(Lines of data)

::::::::::

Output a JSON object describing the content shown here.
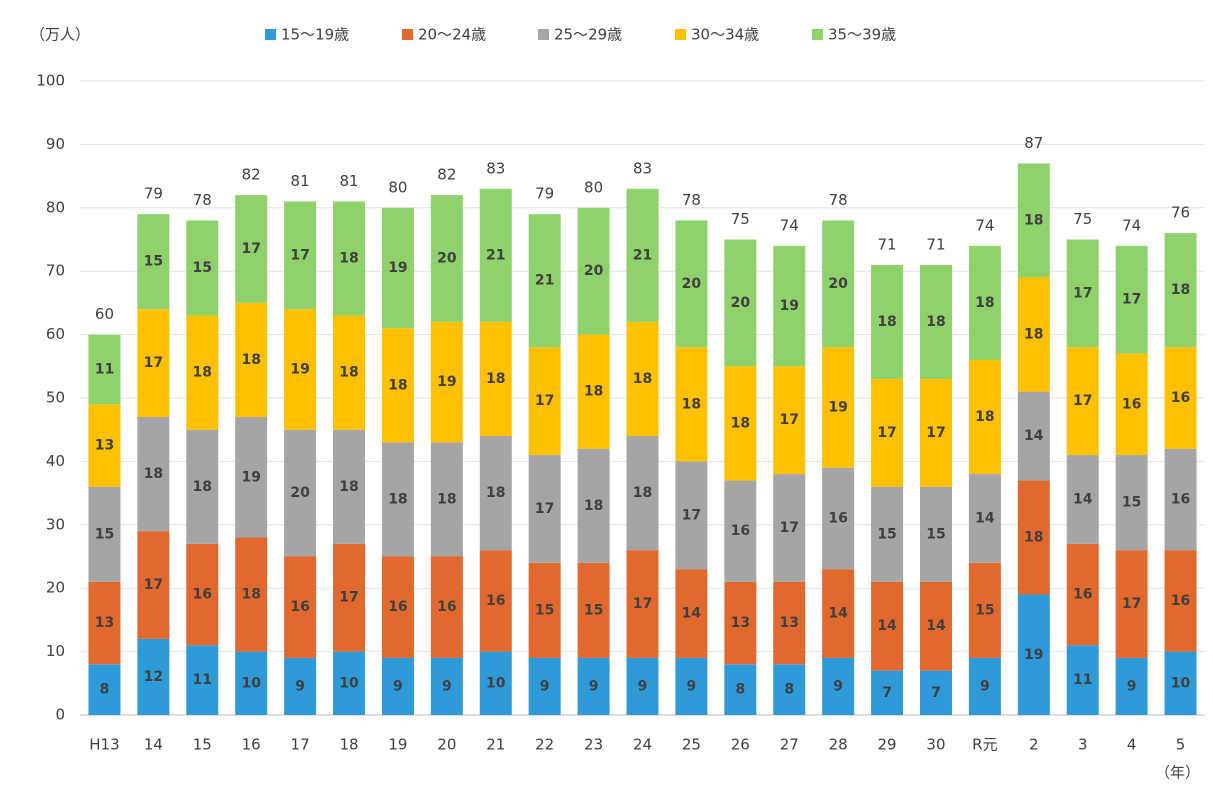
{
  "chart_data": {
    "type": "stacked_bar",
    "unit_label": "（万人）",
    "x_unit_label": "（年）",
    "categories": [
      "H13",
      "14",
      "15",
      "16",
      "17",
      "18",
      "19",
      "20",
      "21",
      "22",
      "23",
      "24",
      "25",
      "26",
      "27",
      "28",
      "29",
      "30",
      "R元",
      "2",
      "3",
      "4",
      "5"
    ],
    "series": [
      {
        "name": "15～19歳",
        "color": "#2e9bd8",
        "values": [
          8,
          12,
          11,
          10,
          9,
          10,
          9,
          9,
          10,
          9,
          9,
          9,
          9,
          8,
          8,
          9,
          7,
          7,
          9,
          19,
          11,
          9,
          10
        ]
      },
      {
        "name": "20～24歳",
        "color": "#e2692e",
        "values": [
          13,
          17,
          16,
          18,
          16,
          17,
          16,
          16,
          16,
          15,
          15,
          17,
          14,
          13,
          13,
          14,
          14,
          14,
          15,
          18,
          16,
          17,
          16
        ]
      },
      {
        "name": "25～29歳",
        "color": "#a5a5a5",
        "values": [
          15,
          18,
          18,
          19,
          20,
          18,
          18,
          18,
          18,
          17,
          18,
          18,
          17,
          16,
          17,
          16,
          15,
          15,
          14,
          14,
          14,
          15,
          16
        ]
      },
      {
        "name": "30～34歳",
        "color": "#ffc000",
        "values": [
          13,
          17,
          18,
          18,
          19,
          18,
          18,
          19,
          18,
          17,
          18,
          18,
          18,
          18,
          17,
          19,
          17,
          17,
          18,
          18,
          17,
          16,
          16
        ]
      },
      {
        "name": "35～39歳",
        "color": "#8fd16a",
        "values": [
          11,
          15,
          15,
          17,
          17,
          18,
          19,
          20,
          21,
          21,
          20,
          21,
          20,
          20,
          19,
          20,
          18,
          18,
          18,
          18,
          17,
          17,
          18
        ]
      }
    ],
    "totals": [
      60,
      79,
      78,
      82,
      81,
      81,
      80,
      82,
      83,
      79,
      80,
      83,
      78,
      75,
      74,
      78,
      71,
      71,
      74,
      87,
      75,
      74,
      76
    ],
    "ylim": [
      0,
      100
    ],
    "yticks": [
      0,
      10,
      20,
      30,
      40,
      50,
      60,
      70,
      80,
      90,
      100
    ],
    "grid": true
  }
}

::::::::::

▶ TASK BRIEF
Examine the records and pull out every line where the string "name" occurs.

▶ REPLY TO THE EXERCISE
        "name": "15～19歳",
        "name": "20～24歳",
        "name": "25～29歳",
        "name": "30～34歳",
        "name": "35～39歳",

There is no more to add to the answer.